◆ **WHAT TO PRODUCE**:
Answer these questions from the forum thread about keeping track of props:
1. In the first post, how many animatronics does joker say he forgot about?
2. What does Joiseygal plan to store items she can use for props in?
3. Which three locations does spideranne's spreadsheet record?

◆ **SOURCE TEXT**:
# # # #

# How do you keep up with your props?



## joker (Sep 25, 2007)

I was walking through my haunt last night (in my head) and trying to figure out exactly what and where the scares would come from. At first I was thinking about the props that I've been working on recently and had almost completely forgot about props from previous years.

Then it hit me, I've got a ton of stuff. I started making a list by walking through my first two haunts from memory and was like holy crap I forgot about 2 animatronics (there boxed and my bedroom), a static zombie prop I made for this year, a couple of ground breakers, some corpsed skeletons, 3 shorter bucky style skelly's (<--actually I just remembered these), and no telling how much more in storage.

Last year some props didn't get used because I had forgot I even had them.:googly:

I'm thinking about putting together and inventory list or catalog if you will so that I can keep up with what I have for future years. Maybe if I took more/better pictures it wouldn't be so easy to forget, but I'm usually working right up till go time and just don't get many pics.


----------



## Joiseygal (Sep 3, 2008)

LOL..I was going through my props the other day and it felt like Christmas because I also forgot about some items I purchased. I think this Halloween I will write down all the props and Halloween items I have. I will try to keep items I can use for props in bins that are labeled so I have easy access on the off season. I already started an inventory list when I pulled somethings out, so hopefully that will help me run more smoothly when I set up.


----------



## spideranne (Jul 17, 2006)

How funny you should mention this. I just pulled up my spreadsheet to see what was where so I could decide what to pull out this weekend. Yep, did a spreadsheet last year. It lists not only what is in what bin, but where it is (main attic, garage, or guest room closet). It's been a great help this year. If I'm working on something and need a skull I can look it up and go straight to small blue tote in main attic to find it. My only problem is how I name things. On my list I have a bag containing PM Hands. I'm sure at the time that made sense, but for the life of me I can't figure out what those are. So I guess I'll still have some surprises.


----------



## joker (Sep 25, 2007)

spideranne said:


> How funny you should mention this. I just pulled up my spreadsheet to see what was where so I could decide what to pull out this weekend. Yep, did a spreadsheet last year. It lists not only what is in what bin, but where it is (main attic, garage, or guest room closet). It's been a great help this year. If I'm working on something and need a skull I can look it up and go straight to small blue tote in main attic to find it. My only problem is how I name things. On my list I have a bag containing PM Hands. I'm sure at the time that made sense, but for the life of me I can't figure out what those are. So I guess I'll still have some surprises.

# # # #

◆ **DATA SUPPLIED**:

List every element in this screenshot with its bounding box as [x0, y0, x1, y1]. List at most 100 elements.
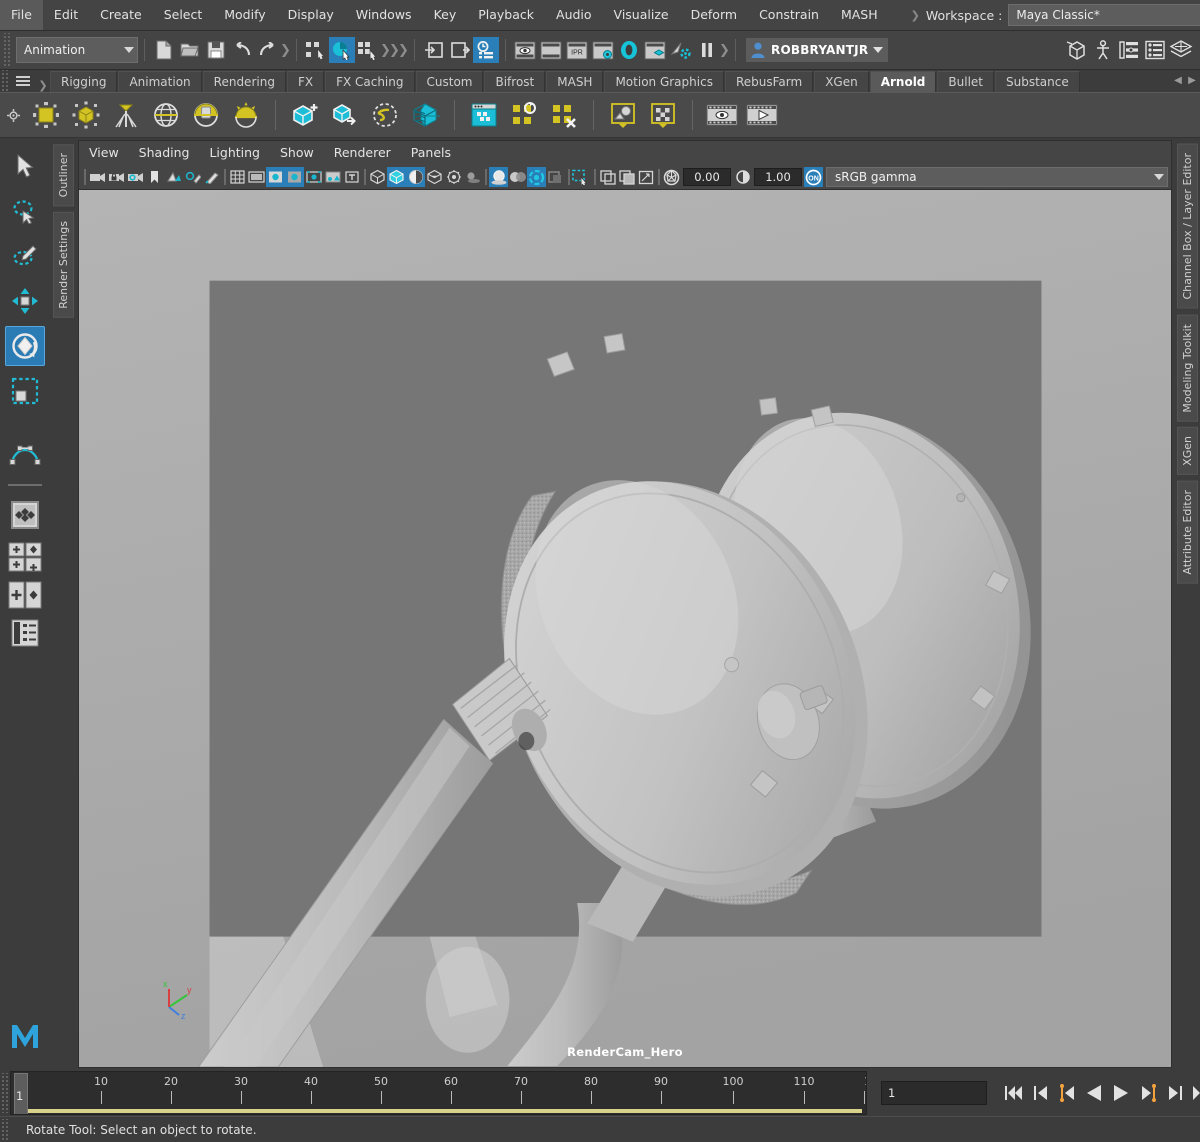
shadow-icon[interactable]	[463, 167, 482, 187]
arnold-skydome-light-icon[interactable]	[146, 96, 186, 134]
menu-set-dropdown[interactable]: Animation	[16, 37, 138, 63]
menu-file[interactable]: File	[0, 0, 43, 30]
shelf-tab-rigging[interactable]: Rigging	[50, 71, 117, 92]
menu-select[interactable]: Select	[153, 0, 214, 30]
step-forward-keyframe-icon[interactable]	[1163, 1080, 1187, 1106]
current-frame-field[interactable]: 1	[881, 1081, 987, 1105]
rotate-tool[interactable]	[5, 326, 45, 366]
shelf-tab-substance[interactable]: Substance	[995, 71, 1080, 92]
field-chart-icon[interactable]	[304, 167, 323, 187]
shelf-grip[interactable]	[0, 70, 10, 92]
select-tool[interactable]	[5, 146, 45, 186]
smooth-shade-all-icon[interactable]	[387, 167, 406, 187]
exposure-icon[interactable]	[662, 167, 681, 187]
menu-windows[interactable]: Windows	[345, 0, 423, 30]
gamma-field[interactable]: 1.00	[754, 168, 802, 186]
soft-select-tool[interactable]	[5, 434, 45, 474]
panel-menu-view[interactable]: View	[79, 141, 129, 165]
menu-audio[interactable]: Audio	[545, 0, 603, 30]
arnold-play-sequence-icon[interactable]	[742, 96, 782, 134]
play-forwards-icon[interactable]	[1109, 1080, 1133, 1106]
status-bar-grip[interactable]	[0, 1119, 10, 1141]
view-transform-icon[interactable]: ON	[804, 167, 823, 187]
flat-shade-icon[interactable]	[425, 167, 444, 187]
arnold-photometric-light-icon[interactable]	[106, 96, 146, 134]
shelf-tab-animation[interactable]: Animation	[118, 71, 201, 92]
gamma-icon[interactable]	[733, 167, 752, 187]
exposure-field[interactable]: 0.00	[683, 168, 731, 186]
shelf-tab-mash[interactable]: MASH	[546, 71, 603, 92]
xray-mode-icon[interactable]	[598, 167, 617, 187]
light-editor-icon[interactable]	[668, 37, 694, 63]
arnold-flare-remove-icon[interactable]	[544, 96, 584, 134]
camera-lock-icon[interactable]	[107, 167, 126, 187]
workspace-dropdown[interactable]: Maya Classic*	[1008, 4, 1200, 26]
right-tab-modeling-toolkit[interactable]: Modeling Toolkit	[1177, 315, 1198, 422]
menu-deform[interactable]: Deform	[680, 0, 748, 30]
select-by-object-icon[interactable]	[329, 37, 355, 63]
attribute-editor-icon[interactable]	[1116, 37, 1142, 63]
arnold-standin-export-icon[interactable]	[325, 96, 365, 134]
menu-constrain[interactable]: Constrain	[748, 0, 830, 30]
panel-menu-shading[interactable]: Shading	[129, 141, 200, 165]
arnold-sky-icon[interactable]	[226, 96, 266, 134]
arnold-area-light-icon[interactable]	[26, 96, 66, 134]
open-scene-icon[interactable]	[177, 37, 203, 63]
play-backwards-icon[interactable]	[1082, 1080, 1106, 1106]
time-slider[interactable]: 1 10 20 30 40 50 60 70 80 90 100 110 12	[10, 1071, 867, 1115]
shelf-menu-icon[interactable]	[10, 70, 36, 92]
arnold-light-manager-icon[interactable]	[603, 96, 643, 134]
color-transform-dropdown[interactable]: sRGB gamma	[826, 167, 1168, 187]
menu-key[interactable]: Key	[423, 0, 468, 30]
render-current-frame-icon[interactable]	[512, 37, 538, 63]
panel-menu-panels[interactable]: Panels	[401, 141, 461, 165]
xray-joints-icon[interactable]	[617, 167, 636, 187]
scroll-left-icon[interactable]: ◀	[1172, 72, 1184, 88]
four-view-layout[interactable]	[5, 540, 45, 574]
shelf-tab-bullet[interactable]: Bullet	[937, 71, 994, 92]
right-tab-channel-box[interactable]: Channel Box / Layer Editor	[1177, 144, 1198, 309]
gate-mask-icon[interactable]	[285, 167, 304, 187]
hypershade-icon[interactable]	[616, 37, 642, 63]
safe-title-icon[interactable]	[342, 167, 361, 187]
arnold-flare-icon[interactable]	[504, 96, 544, 134]
shelf-tab-motion-graphics[interactable]: Motion Graphics	[604, 71, 724, 92]
camera-select-icon[interactable]	[88, 167, 107, 187]
render-setup-icon[interactable]	[642, 37, 668, 63]
grease-pencil-icon[interactable]	[183, 167, 202, 187]
input-connections-icon[interactable]	[421, 37, 447, 63]
shelf-tab-arnold[interactable]: Arnold	[870, 71, 937, 92]
shelf-tab-bifrost[interactable]: Bifrost	[484, 71, 545, 92]
single-perspective-layout[interactable]	[5, 495, 45, 535]
user-account-dropdown[interactable]: ROBBRYANTJR	[746, 38, 888, 62]
arnold-volume-icon[interactable]	[405, 96, 445, 134]
paint-select-tool[interactable]	[5, 236, 45, 276]
layer-editor-icon[interactable]	[1168, 37, 1194, 63]
move-tool[interactable]	[5, 281, 45, 321]
select-by-hierarchy-icon[interactable]	[303, 37, 329, 63]
redo-icon[interactable]	[255, 37, 281, 63]
new-scene-icon[interactable]	[151, 37, 177, 63]
human-ik-icon[interactable]	[1090, 37, 1116, 63]
right-tab-xgen[interactable]: XGen	[1177, 427, 1198, 475]
panel-menu-lighting[interactable]: Lighting	[199, 141, 270, 165]
arnold-standin-create-icon[interactable]	[285, 96, 325, 134]
image-plane-icon[interactable]	[164, 167, 183, 187]
right-tab-attribute-editor[interactable]: Attribute Editor	[1177, 481, 1198, 584]
bookmark-icon[interactable]	[145, 167, 164, 187]
output-connections-icon[interactable]	[447, 37, 473, 63]
shelf-options-icon[interactable]	[0, 95, 26, 135]
paint-effects-icon[interactable]	[202, 167, 221, 187]
menu-visualize[interactable]: Visualize	[603, 0, 680, 30]
menu-playback[interactable]: Playback	[467, 0, 545, 30]
arnold-curve-collector-icon[interactable]	[365, 96, 405, 134]
step-back-keyframe-icon[interactable]	[1028, 1080, 1052, 1106]
shadows-toggle-icon[interactable]	[489, 167, 508, 187]
safe-action-icon[interactable]	[323, 167, 342, 187]
shelf-tab-fx-caching[interactable]: FX Caching	[325, 71, 414, 92]
menu-mash[interactable]: MASH	[830, 0, 889, 30]
camera-attributes-icon[interactable]	[126, 167, 145, 187]
shelf-tab-fx[interactable]: FX	[287, 71, 324, 92]
outliner-persp-layout[interactable]	[5, 616, 45, 650]
isolate-select-icon[interactable]	[572, 167, 591, 187]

# # # #

◆ **RESULT FOR THIS TASK**:
1. Two.
2. Labeled bins.
3. The main attic, the garage, and the guest room closet.